■ Exercise goal
Your task is to print every entry below exactly as given.
[Start of The input]
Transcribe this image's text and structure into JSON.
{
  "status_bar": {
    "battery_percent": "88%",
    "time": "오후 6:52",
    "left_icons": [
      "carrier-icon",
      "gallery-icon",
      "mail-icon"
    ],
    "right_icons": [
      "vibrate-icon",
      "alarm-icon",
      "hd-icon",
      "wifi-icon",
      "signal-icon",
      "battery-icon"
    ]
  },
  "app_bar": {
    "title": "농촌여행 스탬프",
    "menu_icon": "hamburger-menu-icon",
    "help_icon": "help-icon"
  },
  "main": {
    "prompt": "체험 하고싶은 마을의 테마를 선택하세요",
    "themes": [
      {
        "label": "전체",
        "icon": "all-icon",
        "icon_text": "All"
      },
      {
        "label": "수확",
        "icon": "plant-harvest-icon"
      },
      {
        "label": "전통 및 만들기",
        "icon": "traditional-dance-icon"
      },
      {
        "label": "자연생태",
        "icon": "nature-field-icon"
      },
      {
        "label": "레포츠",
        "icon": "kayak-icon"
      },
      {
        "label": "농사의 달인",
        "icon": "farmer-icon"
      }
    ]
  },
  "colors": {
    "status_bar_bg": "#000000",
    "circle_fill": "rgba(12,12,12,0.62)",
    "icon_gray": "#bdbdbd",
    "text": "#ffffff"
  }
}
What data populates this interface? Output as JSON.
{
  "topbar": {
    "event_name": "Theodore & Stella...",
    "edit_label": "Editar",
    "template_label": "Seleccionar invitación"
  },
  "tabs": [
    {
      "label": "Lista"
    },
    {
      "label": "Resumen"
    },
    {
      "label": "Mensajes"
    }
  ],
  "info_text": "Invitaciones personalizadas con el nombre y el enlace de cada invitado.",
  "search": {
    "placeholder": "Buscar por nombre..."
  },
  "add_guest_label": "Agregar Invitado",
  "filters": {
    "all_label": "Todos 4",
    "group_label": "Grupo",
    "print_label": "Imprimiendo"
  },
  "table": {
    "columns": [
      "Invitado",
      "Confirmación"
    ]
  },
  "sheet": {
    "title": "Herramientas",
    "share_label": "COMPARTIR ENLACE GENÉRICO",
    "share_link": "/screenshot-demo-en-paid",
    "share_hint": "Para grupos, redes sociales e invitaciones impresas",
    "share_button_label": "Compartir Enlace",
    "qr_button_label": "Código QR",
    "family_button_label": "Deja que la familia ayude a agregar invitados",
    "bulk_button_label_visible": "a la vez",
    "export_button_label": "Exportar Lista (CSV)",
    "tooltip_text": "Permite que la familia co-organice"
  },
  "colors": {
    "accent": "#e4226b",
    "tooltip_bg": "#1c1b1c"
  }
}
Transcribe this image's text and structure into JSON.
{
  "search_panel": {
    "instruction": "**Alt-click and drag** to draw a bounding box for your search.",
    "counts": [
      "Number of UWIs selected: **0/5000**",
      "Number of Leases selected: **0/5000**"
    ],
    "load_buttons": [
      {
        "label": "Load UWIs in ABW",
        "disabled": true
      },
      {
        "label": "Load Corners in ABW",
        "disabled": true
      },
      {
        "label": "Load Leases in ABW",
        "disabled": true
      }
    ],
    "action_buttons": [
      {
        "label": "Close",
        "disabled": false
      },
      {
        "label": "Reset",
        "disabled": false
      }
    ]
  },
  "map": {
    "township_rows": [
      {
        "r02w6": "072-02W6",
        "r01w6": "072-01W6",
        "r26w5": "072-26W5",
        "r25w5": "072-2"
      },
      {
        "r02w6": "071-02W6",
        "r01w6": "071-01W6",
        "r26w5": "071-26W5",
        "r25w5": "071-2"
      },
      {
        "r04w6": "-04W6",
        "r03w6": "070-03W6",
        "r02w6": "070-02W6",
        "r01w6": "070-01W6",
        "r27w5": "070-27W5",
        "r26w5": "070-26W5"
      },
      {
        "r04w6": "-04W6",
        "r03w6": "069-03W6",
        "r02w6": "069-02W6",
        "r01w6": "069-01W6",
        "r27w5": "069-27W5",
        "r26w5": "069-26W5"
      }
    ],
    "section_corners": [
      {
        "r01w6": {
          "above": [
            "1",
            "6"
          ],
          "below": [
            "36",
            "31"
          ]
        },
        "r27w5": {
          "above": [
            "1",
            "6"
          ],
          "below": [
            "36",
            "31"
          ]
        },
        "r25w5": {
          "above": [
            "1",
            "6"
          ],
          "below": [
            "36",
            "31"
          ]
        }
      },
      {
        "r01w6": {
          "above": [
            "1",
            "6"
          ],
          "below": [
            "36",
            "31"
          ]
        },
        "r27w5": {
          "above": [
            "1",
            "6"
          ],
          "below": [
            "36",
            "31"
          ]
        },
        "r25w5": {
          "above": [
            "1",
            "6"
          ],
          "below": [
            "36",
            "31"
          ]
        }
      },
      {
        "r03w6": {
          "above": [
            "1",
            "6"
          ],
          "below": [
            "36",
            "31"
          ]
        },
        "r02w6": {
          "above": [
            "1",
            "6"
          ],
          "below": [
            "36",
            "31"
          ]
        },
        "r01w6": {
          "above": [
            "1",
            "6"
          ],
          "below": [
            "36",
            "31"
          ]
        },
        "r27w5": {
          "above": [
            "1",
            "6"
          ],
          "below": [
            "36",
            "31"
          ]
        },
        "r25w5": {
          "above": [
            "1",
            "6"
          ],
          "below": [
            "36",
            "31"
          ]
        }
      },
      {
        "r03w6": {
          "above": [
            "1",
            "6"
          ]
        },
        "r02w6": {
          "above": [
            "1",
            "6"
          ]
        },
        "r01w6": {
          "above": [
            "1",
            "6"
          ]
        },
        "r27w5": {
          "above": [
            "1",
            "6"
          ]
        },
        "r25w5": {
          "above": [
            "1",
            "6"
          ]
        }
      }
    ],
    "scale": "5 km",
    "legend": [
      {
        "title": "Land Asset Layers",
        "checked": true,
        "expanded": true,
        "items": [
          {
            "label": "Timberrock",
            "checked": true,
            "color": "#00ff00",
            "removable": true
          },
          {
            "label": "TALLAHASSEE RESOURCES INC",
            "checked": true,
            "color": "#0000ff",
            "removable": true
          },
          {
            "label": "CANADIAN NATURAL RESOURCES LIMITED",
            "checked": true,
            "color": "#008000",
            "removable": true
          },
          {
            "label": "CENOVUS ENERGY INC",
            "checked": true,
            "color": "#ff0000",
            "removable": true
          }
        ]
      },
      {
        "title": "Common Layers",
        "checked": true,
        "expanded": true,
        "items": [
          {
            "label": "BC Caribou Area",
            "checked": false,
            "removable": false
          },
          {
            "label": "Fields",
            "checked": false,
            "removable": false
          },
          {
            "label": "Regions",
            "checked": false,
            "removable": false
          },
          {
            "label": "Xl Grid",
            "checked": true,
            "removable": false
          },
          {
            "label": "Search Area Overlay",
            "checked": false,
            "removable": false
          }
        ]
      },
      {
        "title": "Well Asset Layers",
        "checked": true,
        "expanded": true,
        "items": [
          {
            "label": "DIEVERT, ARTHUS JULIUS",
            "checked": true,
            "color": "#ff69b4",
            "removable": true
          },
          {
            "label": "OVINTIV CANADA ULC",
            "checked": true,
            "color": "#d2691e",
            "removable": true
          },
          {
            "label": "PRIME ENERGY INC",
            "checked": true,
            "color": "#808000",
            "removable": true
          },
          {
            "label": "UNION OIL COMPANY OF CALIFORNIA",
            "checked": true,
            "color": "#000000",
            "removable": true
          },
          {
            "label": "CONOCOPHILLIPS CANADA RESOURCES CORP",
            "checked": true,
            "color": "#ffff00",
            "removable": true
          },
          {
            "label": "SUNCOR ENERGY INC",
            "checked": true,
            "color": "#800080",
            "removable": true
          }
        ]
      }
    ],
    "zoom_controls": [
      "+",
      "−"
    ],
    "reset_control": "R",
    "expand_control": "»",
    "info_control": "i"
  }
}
[End of The input]
■ Correct answer
Transcribe this image's text and structure into JSON.
{
  "status_bar": {
    "battery_percent": "88%",
    "time": "오후 6:52",
    "left_icons": [
      "carrier-icon",
      "gallery-icon",
      "mail-icon"
    ],
    "right_icons": [
      "vibrate-icon",
      "alarm-icon",
      "hd-icon",
      "wifi-icon",
      "signal-icon",
      "battery-icon"
    ]
  },
  "app_bar": {
    "title": "농촌여행 스탬프",
    "menu_icon": "hamburger-menu-icon",
    "help_icon": "help-icon"
  },
  "main": {
    "prompt": "체험 하고싶은 마을의 테마를 선택하세요",
    "themes": [
      {
        "label": "전체",
        "icon": "all-icon",
        "icon_text": "All"
      },
      {
        "label": "수확",
        "icon": "plant-harvest-icon"
      },
      {
        "label": "전통 및 만들기",
        "icon": "traditional-dance-icon"
      },
      {
        "label": "자연생태",
        "icon": "nature-field-icon"
      },
      {
        "label": "레포츠",
        "icon": "kayak-icon"
      },
      {
        "label": "농사의 달인",
        "icon": "farmer-icon"
      }
    ]
  },
  "colors": {
    "status_bar_bg": "#000000",
    "circle_fill": "rgba(12,12,12,0.62)",
    "icon_gray": "#bdbdbd",
    "text": "#ffffff"
  }
}
What data populates this interface? Output as JSON.
{
  "topbar": {
    "event_name": "Theodore & Stella...",
    "edit_label": "Editar",
    "template_label": "Seleccionar invitación"
  },
  "tabs": [
    {
      "label": "Lista"
    },
    {
      "label": "Resumen"
    },
    {
      "label": "Mensajes"
    }
  ],
  "info_text": "Invitaciones personalizadas con el nombre y el enlace de cada invitado.",
  "search": {
    "placeholder": "Buscar por nombre..."
  },
  "add_guest_label": "Agregar Invitado",
  "filters": {
    "all_label": "Todos 4",
    "group_label": "Grupo",
    "print_label": "Imprimiendo"
  },
  "table": {
    "columns": [
      "Invitado",
      "Confirmación"
    ]
  },
  "sheet": {
    "title": "Herramientas",
    "share_label": "COMPARTIR ENLACE GENÉRICO",
    "share_link": "/screenshot-demo-en-paid",
    "share_hint": "Para grupos, redes sociales e invitaciones impresas",
    "share_button_label": "Compartir Enlace",
    "qr_button_label": "Código QR",
    "family_button_label": "Deja que la familia ayude a agregar invitados",
    "bulk_button_label_visible": "a la vez",
    "export_button_label": "Exportar Lista (CSV)",
    "tooltip_text": "Permite que la familia co-organice"
  },
  "colors": {
    "accent": "#e4226b",
    "tooltip_bg": "#1c1b1c"
  }
}
Transcribe this image's text and structure into JSON.
{
  "search_panel": {
    "instruction": "**Alt-click and drag** to draw a bounding box for your search.",
    "counts": [
      "Number of UWIs selected: **0/5000**",
      "Number of Leases selected: **0/5000**"
    ],
    "load_buttons": [
      {
        "label": "Load UWIs in ABW",
        "disabled": true
      },
      {
        "label": "Load Corners in ABW",
        "disabled": true
      },
      {
        "label": "Load Leases in ABW",
        "disabled": true
      }
    ],
    "action_buttons": [
      {
        "label": "Close",
        "disabled": false
      },
      {
        "label": "Reset",
        "disabled": false
      }
    ]
  },
  "map": {
    "township_rows": [
      {
        "r02w6": "072-02W6",
        "r01w6": "072-01W6",
        "r26w5": "072-26W5",
        "r25w5": "072-2"
      },
      {
        "r02w6": "071-02W6",
        "r01w6": "071-01W6",
        "r26w5": "071-26W5",
        "r25w5": "071-2"
      },
      {
        "r04w6": "-04W6",
        "r03w6": "070-03W6",
        "r02w6": "070-02W6",
        "r01w6": "070-01W6",
        "r27w5": "070-27W5",
        "r26w5": "070-26W5"
      },
      {
        "r04w6": "-04W6",
        "r03w6": "069-03W6",
        "r02w6": "069-02W6",
        "r01w6": "069-01W6",
        "r27w5": "069-27W5",
        "r26w5": "069-26W5"
      }
    ],
    "section_corners": [
      {
        "r01w6": {
          "above": [
            "1",
            "6"
          ],
          "below": [
            "36",
            "31"
          ]
        },
        "r27w5": {
          "above": [
            "1",
            "6"
          ],
          "below": [
            "36",
            "31"
          ]
        },
        "r25w5": {
          "above": [
            "1",
            "6"
          ],
          "below": [
            "36",
            "31"
          ]
        }
      },
      {
        "r01w6": {
          "above": [
            "1",
            "6"
          ],
          "below": [
            "36",
            "31"
          ]
        },
        "r27w5": {
          "above": [
            "1",
            "6"
          ],
          "below": [
            "36",
            "31"
          ]
        },
        "r25w5": {
          "above": [
            "1",
            "6"
          ],
          "below": [
            "36",
            "31"
          ]
        }
      },
      {
        "r03w6": {
          "above": [
            "1",
            "6"
          ],
          "below": [
            "36",
            "31"
          ]
        },
        "r02w6": {
          "above": [
            "1",
            "6"
          ],
          "below": [
            "36",
            "31"
          ]
        },
        "r01w6": {
          "above": [
            "1",
            "6"
          ],
          "below": [
            "36",
            "31"
          ]
        },
        "r27w5": {
          "above": [
            "1",
            "6"
          ],
          "below": [
            "36",
            "31"
          ]
        },
        "r25w5": {
          "above": [
            "1",
            "6"
          ],
          "below": [
            "36",
            "31"
          ]
        }
      },
      {
        "r03w6": {
          "above": [
            "1",
            "6"
          ]
        },
        "r02w6": {
          "above": [
            "1",
            "6"
          ]
        },
        "r01w6": {
          "above": [
            "1",
            "6"
          ]
        },
        "r27w5": {
          "above": [
            "1",
            "6"
          ]
        },
        "r25w5": {
          "above": [
            "1",
            "6"
          ]
        }
      }
    ],
    "scale": "5 km",
    "legend": [
      {
        "title": "Land Asset Layers",
        "checked": true,
        "expanded": true,
        "items": [
          {
            "label": "Timberrock",
            "checked": true,
            "color": "#00ff00",
            "removable": true
          },
          {
            "label": "TALLAHASSEE RESOURCES INC",
            "checked": true,
            "color": "#0000ff",
            "removable": true
          },
          {
            "label": "CANADIAN NATURAL RESOURCES LIMITED",
            "checked": true,
            "color": "#008000",
            "removable": true
          },
          {
            "label": "CENOVUS ENERGY INC",
            "checked": true,
            "color": "#ff0000",
            "removable": true
          }
        ]
      },
      {
        "title": "Common Layers",
        "checked": true,
        "expanded": true,
        "items": [
          {
            "label": "BC Caribou Area",
            "checked": false,
            "removable": false
          },
          {
            "label": "Fields",
            "checked": false,
            "removable": false
          },
          {
            "label": "Regions",
            "checked": false,
            "removable": false
          },
          {
            "label": "Xl Grid",
            "checked": true,
            "removable": false
          },
          {
            "label": "Search Area Overlay",
            "checked": false,
            "removable": false
          }
        ]
      },
      {
        "title": "Well Asset Layers",
        "checked": true,
        "expanded": true,
        "items": [
          {
            "label": "DIEVERT, ARTHUS JULIUS",
            "checked": true,
            "color": "#ff69b4",
            "removable": true
          },
          {
            "label": "OVINTIV CANADA ULC",
            "checked": true,
            "color": "#d2691e",
            "removable": true
          },
          {
            "label": "PRIME ENERGY INC",
            "checked": true,
            "color": "#808000",
            "removable": true
          },
          {
            "label": "UNION OIL COMPANY OF CALIFORNIA",
            "checked": true,
            "color": "#000000",
            "removable": true
          },
          {
            "label": "CONOCOPHILLIPS CANADA RESOURCES CORP",
            "checked": true,
            "color": "#ffff00",
            "removable": true
          },
          {
            "label": "SUNCOR ENERGY INC",
            "checked": true,
            "color": "#800080",
            "removable": true
          }
        ]
      }
    ],
    "zoom_controls": [
      "+",
      "−"
    ],
    "reset_control": "R",
    "expand_control": "»",
    "info_control": "i"
  }
}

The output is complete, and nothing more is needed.